■ **Written problem**
Omit all images, then return the remaining material exactly as it stands.

[Data items]
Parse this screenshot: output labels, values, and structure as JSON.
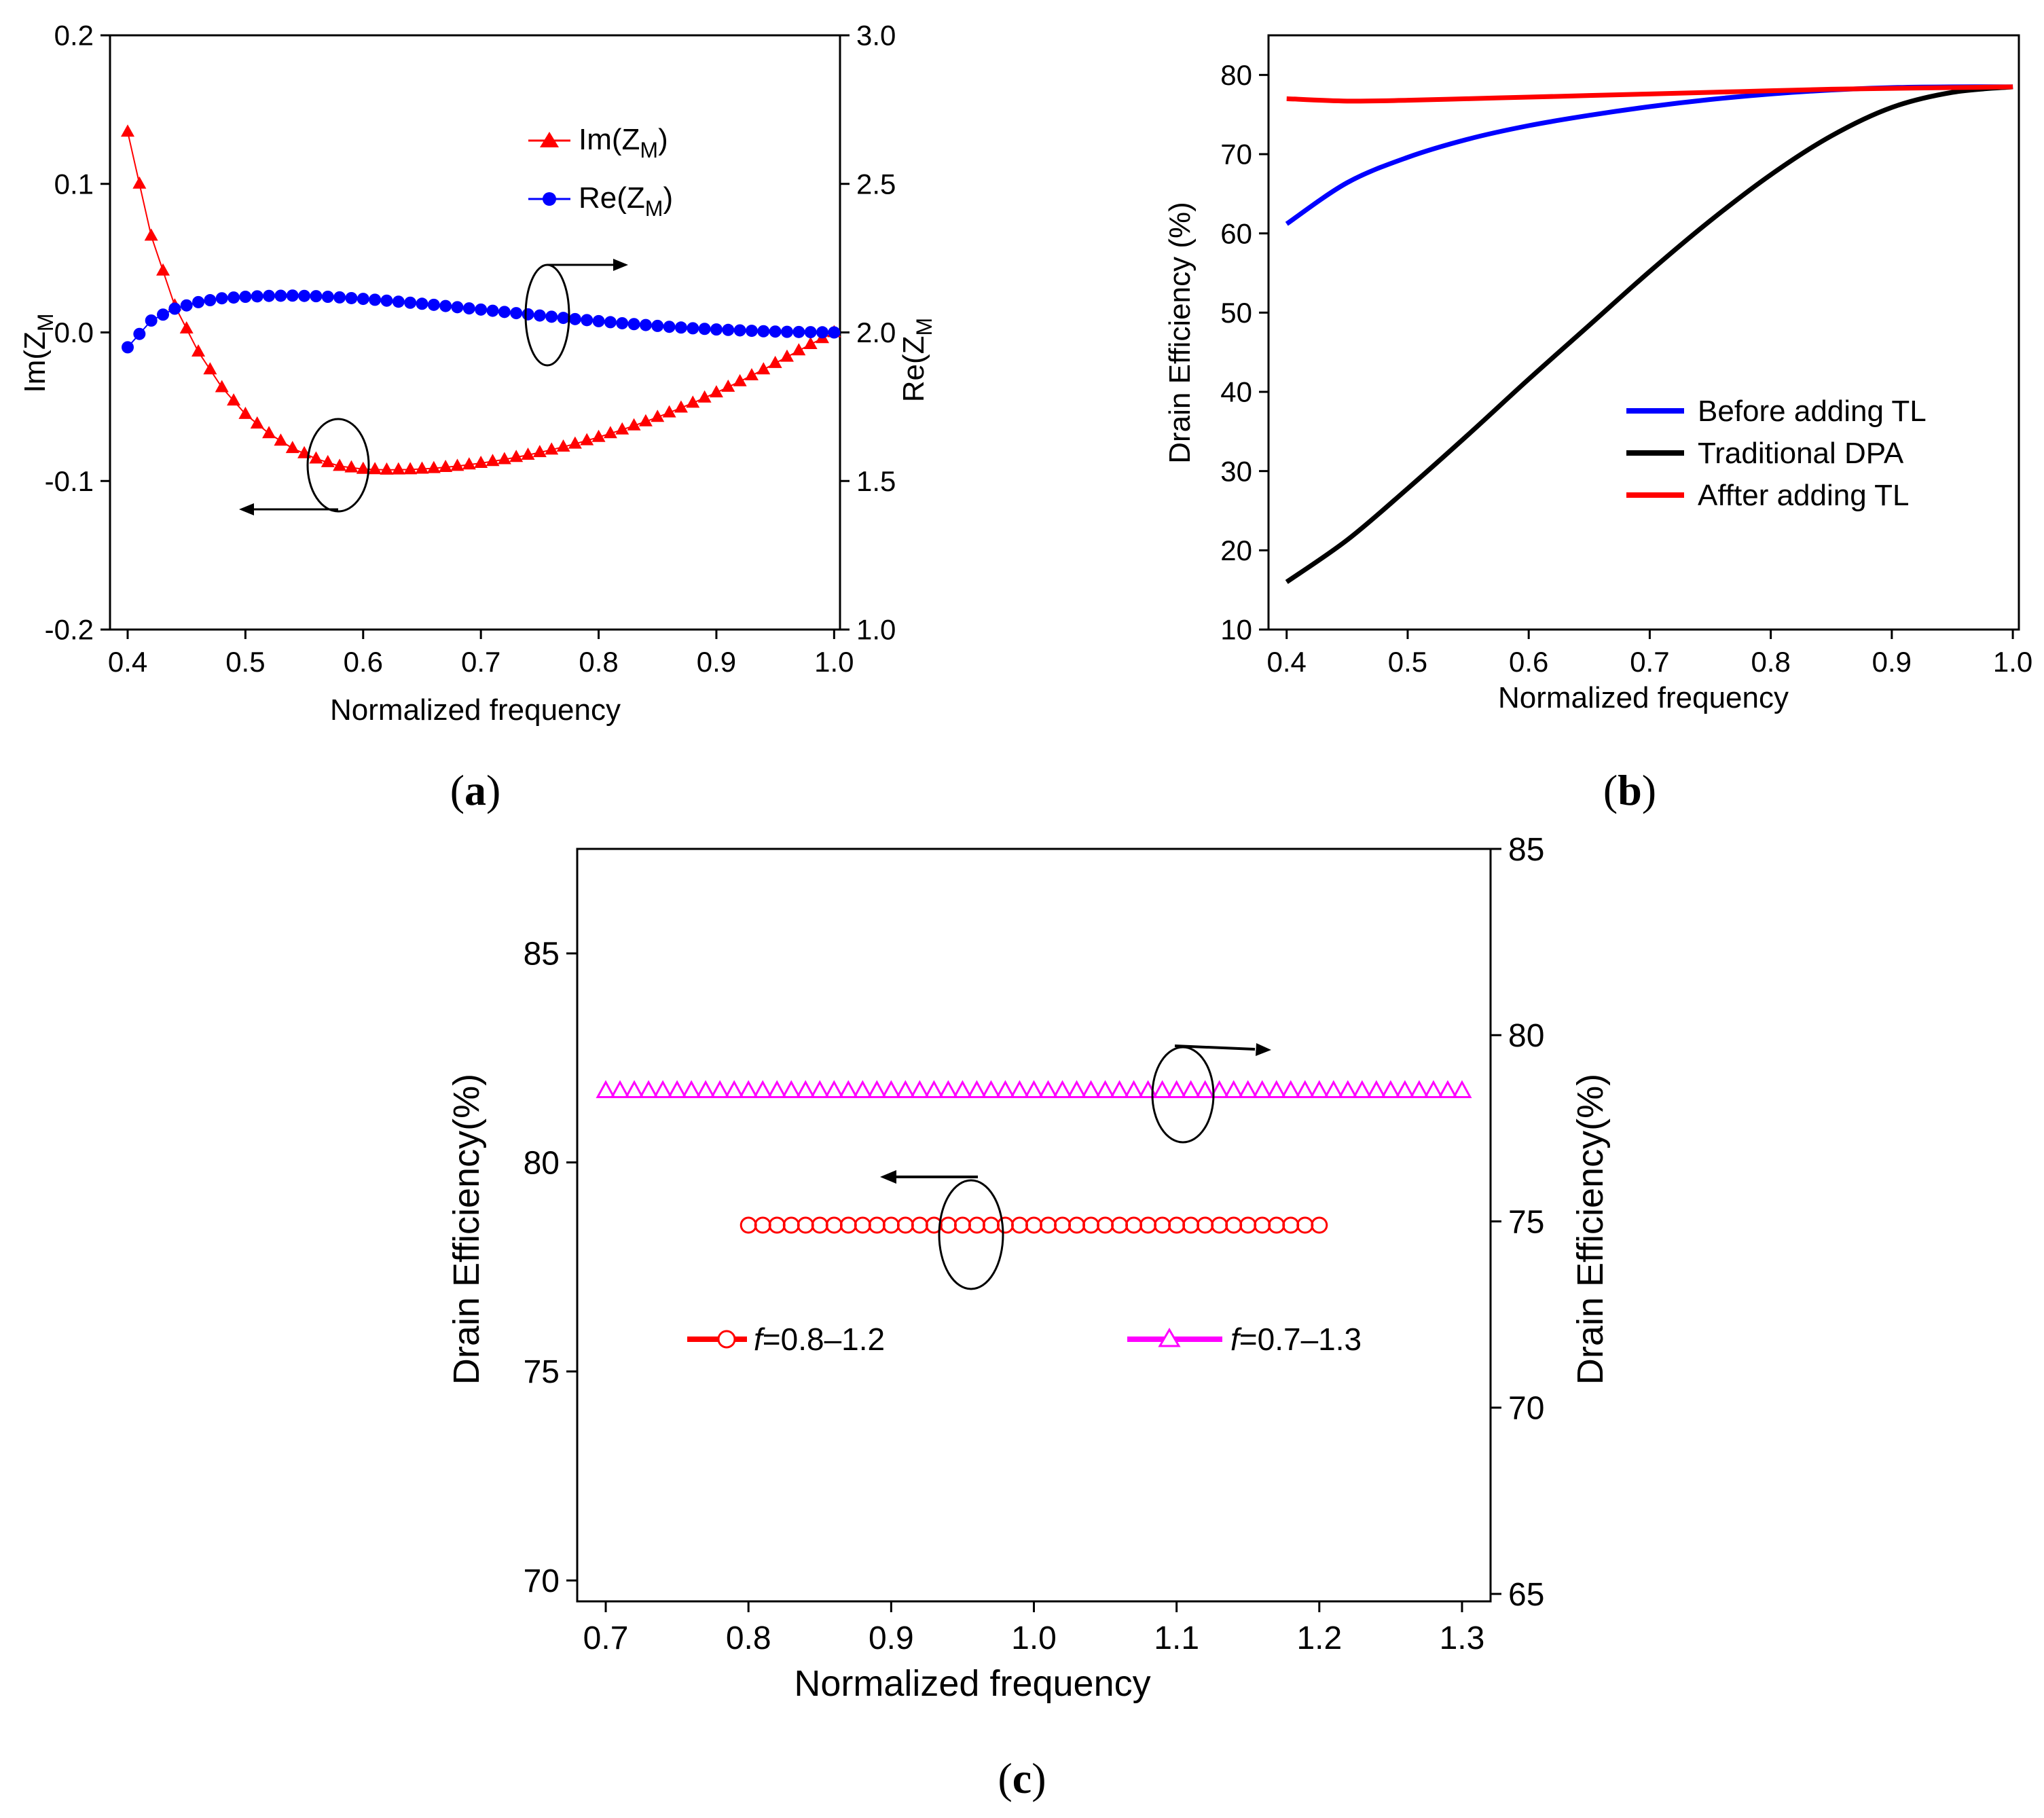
{
  "chart_data": [
    {
      "panel": "a",
      "type": "scatter",
      "panel_label": "a",
      "xlabel": "Normalized frequency",
      "ylabel_left": "Im(Z",
      "ylabel_right": "Re(Z",
      "ylabel_sub": "M",
      "xlim": [
        0.4,
        1.0
      ],
      "ylim_left": [
        -0.2,
        0.2
      ],
      "ylim_right": [
        1.0,
        3.0
      ],
      "xticks": [
        "0.4",
        "0.5",
        "0.6",
        "0.7",
        "0.8",
        "0.9",
        "1.0"
      ],
      "yticks_left": [
        "-0.2",
        "-0.1",
        "0.0",
        "0.1",
        "0.2"
      ],
      "yticks_right": [
        "1.0",
        "1.5",
        "2.0",
        "2.5",
        "3.0"
      ],
      "series": [
        {
          "name": "Im(Z",
          "sub": "M",
          "tail": ")",
          "axis": "left",
          "color": "#ff0000",
          "marker": "triangle",
          "x": [
            0.4,
            0.42,
            0.44,
            0.46,
            0.48,
            0.5,
            0.52,
            0.54,
            0.56,
            0.58,
            0.6,
            0.62,
            0.64,
            0.66,
            0.68,
            0.7,
            0.72,
            0.74,
            0.76,
            0.78,
            0.8,
            0.82,
            0.84,
            0.86,
            0.88,
            0.9,
            0.92,
            0.94,
            0.96,
            0.98,
            1.0
          ],
          "y": [
            0.135,
            0.065,
            0.018,
            -0.013,
            -0.037,
            -0.055,
            -0.068,
            -0.078,
            -0.085,
            -0.09,
            -0.092,
            -0.0925,
            -0.0923,
            -0.0915,
            -0.09,
            -0.088,
            -0.0855,
            -0.0825,
            -0.079,
            -0.075,
            -0.0705,
            -0.0655,
            -0.06,
            -0.054,
            -0.0475,
            -0.0405,
            -0.033,
            -0.025,
            -0.0165,
            -0.008,
            0.0
          ]
        },
        {
          "name": "Re(Z",
          "sub": "M",
          "tail": ")",
          "axis": "right",
          "color": "#0000ff",
          "marker": "circle",
          "x": [
            0.4,
            0.42,
            0.44,
            0.46,
            0.48,
            0.5,
            0.52,
            0.54,
            0.56,
            0.58,
            0.6,
            0.62,
            0.64,
            0.66,
            0.68,
            0.7,
            0.72,
            0.74,
            0.76,
            0.78,
            0.8,
            0.82,
            0.84,
            0.86,
            0.88,
            0.9,
            0.92,
            0.94,
            0.96,
            0.98,
            1.0
          ],
          "y": [
            1.95,
            2.04,
            2.08,
            2.102,
            2.115,
            2.12,
            2.123,
            2.124,
            2.122,
            2.118,
            2.113,
            2.107,
            2.1,
            2.093,
            2.085,
            2.077,
            2.069,
            2.061,
            2.053,
            2.045,
            2.038,
            2.031,
            2.025,
            2.019,
            2.014,
            2.01,
            2.007,
            2.004,
            2.002,
            2.001,
            2.0
          ]
        }
      ]
    },
    {
      "panel": "b",
      "type": "line",
      "panel_label": "b",
      "xlabel": "Normalized frequency",
      "ylabel": "Drain Efficiency (%)",
      "xlim": [
        0.4,
        1.0
      ],
      "ylim": [
        10,
        85
      ],
      "xticks": [
        "0.4",
        "0.5",
        "0.6",
        "0.7",
        "0.8",
        "0.9",
        "1.0"
      ],
      "yticks": [
        "10",
        "20",
        "30",
        "40",
        "50",
        "60",
        "70",
        "80"
      ],
      "series": [
        {
          "name": "Before adding TL",
          "color": "#0000ff",
          "x": [
            0.4,
            0.45,
            0.5,
            0.55,
            0.6,
            0.65,
            0.7,
            0.75,
            0.8,
            0.85,
            0.9,
            0.95,
            1.0
          ],
          "y": [
            61.2,
            66.4,
            69.6,
            71.9,
            73.6,
            74.9,
            76.0,
            76.9,
            77.6,
            78.1,
            78.4,
            78.5,
            78.5
          ]
        },
        {
          "name": "Traditional DPA",
          "color": "#000000",
          "x": [
            0.4,
            0.45,
            0.5,
            0.55,
            0.6,
            0.65,
            0.7,
            0.75,
            0.8,
            0.85,
            0.9,
            0.95,
            1.0
          ],
          "y": [
            16.0,
            21.3,
            27.8,
            34.6,
            41.6,
            48.4,
            55.2,
            61.6,
            67.4,
            72.3,
            75.9,
            77.8,
            78.5
          ]
        },
        {
          "name": "Affter adding TL",
          "color": "#ff0000",
          "x": [
            0.4,
            0.45,
            0.5,
            0.55,
            0.6,
            0.65,
            0.7,
            0.75,
            0.8,
            0.85,
            0.9,
            0.95,
            1.0
          ],
          "y": [
            77.0,
            76.7,
            76.8,
            77.0,
            77.2,
            77.4,
            77.6,
            77.8,
            78.0,
            78.2,
            78.3,
            78.4,
            78.5
          ]
        }
      ]
    },
    {
      "panel": "c",
      "type": "scatter",
      "panel_label": "c",
      "xlabel": "Normalized frequency",
      "ylabel_left": "Drain Efficiency(%)",
      "ylabel_right": "Drain Efficiency(%)",
      "xlim": [
        0.68,
        1.32
      ],
      "ylim_left": [
        69.5,
        87.5
      ],
      "ylim_right": [
        64.8,
        85.0
      ],
      "xticks": [
        "0.7",
        "0.8",
        "0.9",
        "1.0",
        "1.1",
        "1.2",
        "1.3"
      ],
      "yticks_left": [
        "70",
        "75",
        "80",
        "85"
      ],
      "yticks_right": [
        "65",
        "70",
        "75",
        "80",
        "85"
      ],
      "series": [
        {
          "name_prefix": "f",
          "name_rest": "=0.8–1.2",
          "axis": "left",
          "color": "#ff0000",
          "marker": "open-circle",
          "x_start": 0.8,
          "x_end": 1.2,
          "x_step": 0.01,
          "value": 78.5
        },
        {
          "name_prefix": "f",
          "name_rest": "=0.7–1.3",
          "axis": "right",
          "color": "#ff00ff",
          "marker": "open-triangle",
          "x_start": 0.7,
          "x_end": 1.3,
          "x_step": 0.01,
          "value": 78.5
        }
      ]
    }
  ]
}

■ **The result**
Parse this screenshot: output labels, values, and structure as JSON.
{
  "chart_data": [
    {
      "panel": "a",
      "type": "scatter",
      "panel_label": "a",
      "xlabel": "Normalized frequency",
      "ylabel_left": "Im(Z",
      "ylabel_right": "Re(Z",
      "ylabel_sub": "M",
      "xlim": [
        0.4,
        1.0
      ],
      "ylim_left": [
        -0.2,
        0.2
      ],
      "ylim_right": [
        1.0,
        3.0
      ],
      "xticks": [
        "0.4",
        "0.5",
        "0.6",
        "0.7",
        "0.8",
        "0.9",
        "1.0"
      ],
      "yticks_left": [
        "-0.2",
        "-0.1",
        "0.0",
        "0.1",
        "0.2"
      ],
      "yticks_right": [
        "1.0",
        "1.5",
        "2.0",
        "2.5",
        "3.0"
      ],
      "series": [
        {
          "name": "Im(Z",
          "sub": "M",
          "tail": ")",
          "axis": "left",
          "color": "#ff0000",
          "marker": "triangle",
          "x": [
            0.4,
            0.42,
            0.44,
            0.46,
            0.48,
            0.5,
            0.52,
            0.54,
            0.56,
            0.58,
            0.6,
            0.62,
            0.64,
            0.66,
            0.68,
            0.7,
            0.72,
            0.74,
            0.76,
            0.78,
            0.8,
            0.82,
            0.84,
            0.86,
            0.88,
            0.9,
            0.92,
            0.94,
            0.96,
            0.98,
            1.0
          ],
          "y": [
            0.135,
            0.065,
            0.018,
            -0.013,
            -0.037,
            -0.055,
            -0.068,
            -0.078,
            -0.085,
            -0.09,
            -0.092,
            -0.0925,
            -0.0923,
            -0.0915,
            -0.09,
            -0.088,
            -0.0855,
            -0.0825,
            -0.079,
            -0.075,
            -0.0705,
            -0.0655,
            -0.06,
            -0.054,
            -0.0475,
            -0.0405,
            -0.033,
            -0.025,
            -0.0165,
            -0.008,
            0.0
          ]
        },
        {
          "name": "Re(Z",
          "sub": "M",
          "tail": ")",
          "axis": "right",
          "color": "#0000ff",
          "marker": "circle",
          "x": [
            0.4,
            0.42,
            0.44,
            0.46,
            0.48,
            0.5,
            0.52,
            0.54,
            0.56,
            0.58,
            0.6,
            0.62,
            0.64,
            0.66,
            0.68,
            0.7,
            0.72,
            0.74,
            0.76,
            0.78,
            0.8,
            0.82,
            0.84,
            0.86,
            0.88,
            0.9,
            0.92,
            0.94,
            0.96,
            0.98,
            1.0
          ],
          "y": [
            1.95,
            2.04,
            2.08,
            2.102,
            2.115,
            2.12,
            2.123,
            2.124,
            2.122,
            2.118,
            2.113,
            2.107,
            2.1,
            2.093,
            2.085,
            2.077,
            2.069,
            2.061,
            2.053,
            2.045,
            2.038,
            2.031,
            2.025,
            2.019,
            2.014,
            2.01,
            2.007,
            2.004,
            2.002,
            2.001,
            2.0
          ]
        }
      ]
    },
    {
      "panel": "b",
      "type": "line",
      "panel_label": "b",
      "xlabel": "Normalized frequency",
      "ylabel": "Drain Efficiency (%)",
      "xlim": [
        0.4,
        1.0
      ],
      "ylim": [
        10,
        85
      ],
      "xticks": [
        "0.4",
        "0.5",
        "0.6",
        "0.7",
        "0.8",
        "0.9",
        "1.0"
      ],
      "yticks": [
        "10",
        "20",
        "30",
        "40",
        "50",
        "60",
        "70",
        "80"
      ],
      "series": [
        {
          "name": "Before adding TL",
          "color": "#0000ff",
          "x": [
            0.4,
            0.45,
            0.5,
            0.55,
            0.6,
            0.65,
            0.7,
            0.75,
            0.8,
            0.85,
            0.9,
            0.95,
            1.0
          ],
          "y": [
            61.2,
            66.4,
            69.6,
            71.9,
            73.6,
            74.9,
            76.0,
            76.9,
            77.6,
            78.1,
            78.4,
            78.5,
            78.5
          ]
        },
        {
          "name": "Traditional DPA",
          "color": "#000000",
          "x": [
            0.4,
            0.45,
            0.5,
            0.55,
            0.6,
            0.65,
            0.7,
            0.75,
            0.8,
            0.85,
            0.9,
            0.95,
            1.0
          ],
          "y": [
            16.0,
            21.3,
            27.8,
            34.6,
            41.6,
            48.4,
            55.2,
            61.6,
            67.4,
            72.3,
            75.9,
            77.8,
            78.5
          ]
        },
        {
          "name": "Affter adding TL",
          "color": "#ff0000",
          "x": [
            0.4,
            0.45,
            0.5,
            0.55,
            0.6,
            0.65,
            0.7,
            0.75,
            0.8,
            0.85,
            0.9,
            0.95,
            1.0
          ],
          "y": [
            77.0,
            76.7,
            76.8,
            77.0,
            77.2,
            77.4,
            77.6,
            77.8,
            78.0,
            78.2,
            78.3,
            78.4,
            78.5
          ]
        }
      ]
    },
    {
      "panel": "c",
      "type": "scatter",
      "panel_label": "c",
      "xlabel": "Normalized frequency",
      "ylabel_left": "Drain Efficiency(%)",
      "ylabel_right": "Drain Efficiency(%)",
      "xlim": [
        0.68,
        1.32
      ],
      "ylim_left": [
        69.5,
        87.5
      ],
      "ylim_right": [
        64.8,
        85.0
      ],
      "xticks": [
        "0.7",
        "0.8",
        "0.9",
        "1.0",
        "1.1",
        "1.2",
        "1.3"
      ],
      "yticks_left": [
        "70",
        "75",
        "80",
        "85"
      ],
      "yticks_right": [
        "65",
        "70",
        "75",
        "80",
        "85"
      ],
      "series": [
        {
          "name_prefix": "f",
          "name_rest": "=0.8–1.2",
          "axis": "left",
          "color": "#ff0000",
          "marker": "open-circle",
          "x_start": 0.8,
          "x_end": 1.2,
          "x_step": 0.01,
          "value": 78.5
        },
        {
          "name_prefix": "f",
          "name_rest": "=0.7–1.3",
          "axis": "right",
          "color": "#ff00ff",
          "marker": "open-triangle",
          "x_start": 0.7,
          "x_end": 1.3,
          "x_step": 0.01,
          "value": 78.5
        }
      ]
    }
  ]
}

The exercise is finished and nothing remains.